===== ENTRIES SHOWN

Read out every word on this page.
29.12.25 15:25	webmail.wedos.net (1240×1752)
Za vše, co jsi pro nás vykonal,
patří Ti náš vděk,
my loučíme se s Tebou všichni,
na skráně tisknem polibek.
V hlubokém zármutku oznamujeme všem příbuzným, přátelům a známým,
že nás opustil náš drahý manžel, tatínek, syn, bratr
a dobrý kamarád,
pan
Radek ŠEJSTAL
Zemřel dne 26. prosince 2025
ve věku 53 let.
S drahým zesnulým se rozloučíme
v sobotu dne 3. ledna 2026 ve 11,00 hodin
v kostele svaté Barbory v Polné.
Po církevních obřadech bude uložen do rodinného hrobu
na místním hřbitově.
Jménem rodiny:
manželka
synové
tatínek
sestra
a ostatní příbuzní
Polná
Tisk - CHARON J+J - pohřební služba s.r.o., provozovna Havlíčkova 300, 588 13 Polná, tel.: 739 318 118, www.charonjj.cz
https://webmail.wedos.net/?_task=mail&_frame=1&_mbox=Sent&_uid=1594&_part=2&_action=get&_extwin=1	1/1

==========

— GIVEN PROBLEM —
Extract every line from the records above that contains the word "webmail".

— ANSWER —
29.12.25 15:25	webmail.wedos.net (1240×1752)
https://webmail.wedos.net/?_task=mail&_frame=1&_mbox=Sent&_uid=1594&_part=2&_action=get&_extwin=1	1/1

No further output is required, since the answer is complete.